(Part of a data file)

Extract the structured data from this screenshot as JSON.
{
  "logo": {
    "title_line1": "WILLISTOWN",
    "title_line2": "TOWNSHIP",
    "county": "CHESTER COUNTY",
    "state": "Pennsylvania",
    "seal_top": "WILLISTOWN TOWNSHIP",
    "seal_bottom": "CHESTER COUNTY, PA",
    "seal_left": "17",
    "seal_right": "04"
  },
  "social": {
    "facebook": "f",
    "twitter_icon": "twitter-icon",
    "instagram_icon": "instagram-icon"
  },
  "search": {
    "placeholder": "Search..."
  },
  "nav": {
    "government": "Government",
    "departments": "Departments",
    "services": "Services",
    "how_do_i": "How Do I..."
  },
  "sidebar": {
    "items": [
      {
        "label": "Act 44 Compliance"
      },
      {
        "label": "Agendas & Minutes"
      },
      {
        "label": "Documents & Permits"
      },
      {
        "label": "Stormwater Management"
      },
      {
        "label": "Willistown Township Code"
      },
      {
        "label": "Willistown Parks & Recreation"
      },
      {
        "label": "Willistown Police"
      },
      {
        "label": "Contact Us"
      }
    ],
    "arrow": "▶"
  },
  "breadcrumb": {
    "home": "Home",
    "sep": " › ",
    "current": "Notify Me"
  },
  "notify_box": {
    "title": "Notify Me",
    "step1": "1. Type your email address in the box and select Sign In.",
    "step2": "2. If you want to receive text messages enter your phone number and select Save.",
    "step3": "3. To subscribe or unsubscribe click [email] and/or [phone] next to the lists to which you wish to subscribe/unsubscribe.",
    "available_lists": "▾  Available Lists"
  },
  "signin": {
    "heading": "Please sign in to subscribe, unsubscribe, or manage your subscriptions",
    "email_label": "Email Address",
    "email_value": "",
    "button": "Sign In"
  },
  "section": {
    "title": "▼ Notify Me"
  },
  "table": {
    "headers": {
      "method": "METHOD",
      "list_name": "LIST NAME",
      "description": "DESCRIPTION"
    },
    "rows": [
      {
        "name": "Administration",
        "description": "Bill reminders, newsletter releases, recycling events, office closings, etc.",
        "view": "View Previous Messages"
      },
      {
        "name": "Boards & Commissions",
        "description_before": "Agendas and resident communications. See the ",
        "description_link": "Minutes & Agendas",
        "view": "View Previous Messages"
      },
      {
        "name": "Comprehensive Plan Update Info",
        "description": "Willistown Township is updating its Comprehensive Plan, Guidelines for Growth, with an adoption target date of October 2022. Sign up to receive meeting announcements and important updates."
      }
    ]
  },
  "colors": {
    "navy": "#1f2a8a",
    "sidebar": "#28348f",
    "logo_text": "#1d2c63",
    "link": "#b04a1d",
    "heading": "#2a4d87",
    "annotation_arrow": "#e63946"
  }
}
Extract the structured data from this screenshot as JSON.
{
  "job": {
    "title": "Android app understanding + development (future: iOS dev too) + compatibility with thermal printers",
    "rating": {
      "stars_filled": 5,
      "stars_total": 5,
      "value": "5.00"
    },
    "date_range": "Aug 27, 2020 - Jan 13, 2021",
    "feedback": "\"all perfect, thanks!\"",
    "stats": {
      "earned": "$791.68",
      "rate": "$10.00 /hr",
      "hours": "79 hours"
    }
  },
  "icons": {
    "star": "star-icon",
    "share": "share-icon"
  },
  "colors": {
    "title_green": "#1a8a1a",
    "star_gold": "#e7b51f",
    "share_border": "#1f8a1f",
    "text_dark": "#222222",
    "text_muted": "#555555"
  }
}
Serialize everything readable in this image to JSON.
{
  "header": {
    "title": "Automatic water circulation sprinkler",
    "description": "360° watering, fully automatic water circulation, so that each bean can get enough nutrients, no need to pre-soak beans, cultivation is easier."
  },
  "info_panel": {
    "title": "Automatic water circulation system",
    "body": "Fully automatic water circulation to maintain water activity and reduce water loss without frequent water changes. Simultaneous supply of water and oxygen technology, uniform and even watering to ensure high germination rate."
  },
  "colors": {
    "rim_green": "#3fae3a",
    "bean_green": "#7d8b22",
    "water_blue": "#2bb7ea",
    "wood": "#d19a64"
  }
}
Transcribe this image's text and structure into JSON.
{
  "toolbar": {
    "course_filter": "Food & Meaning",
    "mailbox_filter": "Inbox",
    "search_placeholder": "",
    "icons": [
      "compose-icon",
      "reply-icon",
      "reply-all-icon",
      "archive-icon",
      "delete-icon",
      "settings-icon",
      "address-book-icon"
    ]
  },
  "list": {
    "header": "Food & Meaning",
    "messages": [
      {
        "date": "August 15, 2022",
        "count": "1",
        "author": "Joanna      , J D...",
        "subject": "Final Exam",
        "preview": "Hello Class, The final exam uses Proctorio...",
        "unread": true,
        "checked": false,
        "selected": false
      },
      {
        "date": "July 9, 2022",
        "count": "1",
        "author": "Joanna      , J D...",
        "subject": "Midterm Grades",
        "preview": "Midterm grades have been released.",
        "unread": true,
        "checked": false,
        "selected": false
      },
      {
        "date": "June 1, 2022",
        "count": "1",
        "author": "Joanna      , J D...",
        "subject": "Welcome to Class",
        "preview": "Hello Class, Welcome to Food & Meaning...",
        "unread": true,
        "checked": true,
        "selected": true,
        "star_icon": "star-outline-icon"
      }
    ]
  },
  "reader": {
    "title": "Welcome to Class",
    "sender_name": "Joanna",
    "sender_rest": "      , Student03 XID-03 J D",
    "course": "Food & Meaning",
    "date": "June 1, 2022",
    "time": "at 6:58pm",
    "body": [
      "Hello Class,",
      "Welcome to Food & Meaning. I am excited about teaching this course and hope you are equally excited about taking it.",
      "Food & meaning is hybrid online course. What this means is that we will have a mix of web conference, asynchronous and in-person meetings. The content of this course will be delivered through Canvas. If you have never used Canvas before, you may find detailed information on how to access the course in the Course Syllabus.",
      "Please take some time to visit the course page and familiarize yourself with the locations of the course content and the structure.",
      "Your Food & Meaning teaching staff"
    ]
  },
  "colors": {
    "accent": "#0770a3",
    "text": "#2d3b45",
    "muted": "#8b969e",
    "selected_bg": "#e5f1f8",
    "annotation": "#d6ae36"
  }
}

Task description:
Say the number of lines in the listing that hold "image", with no added words.

Response to the exercise:
2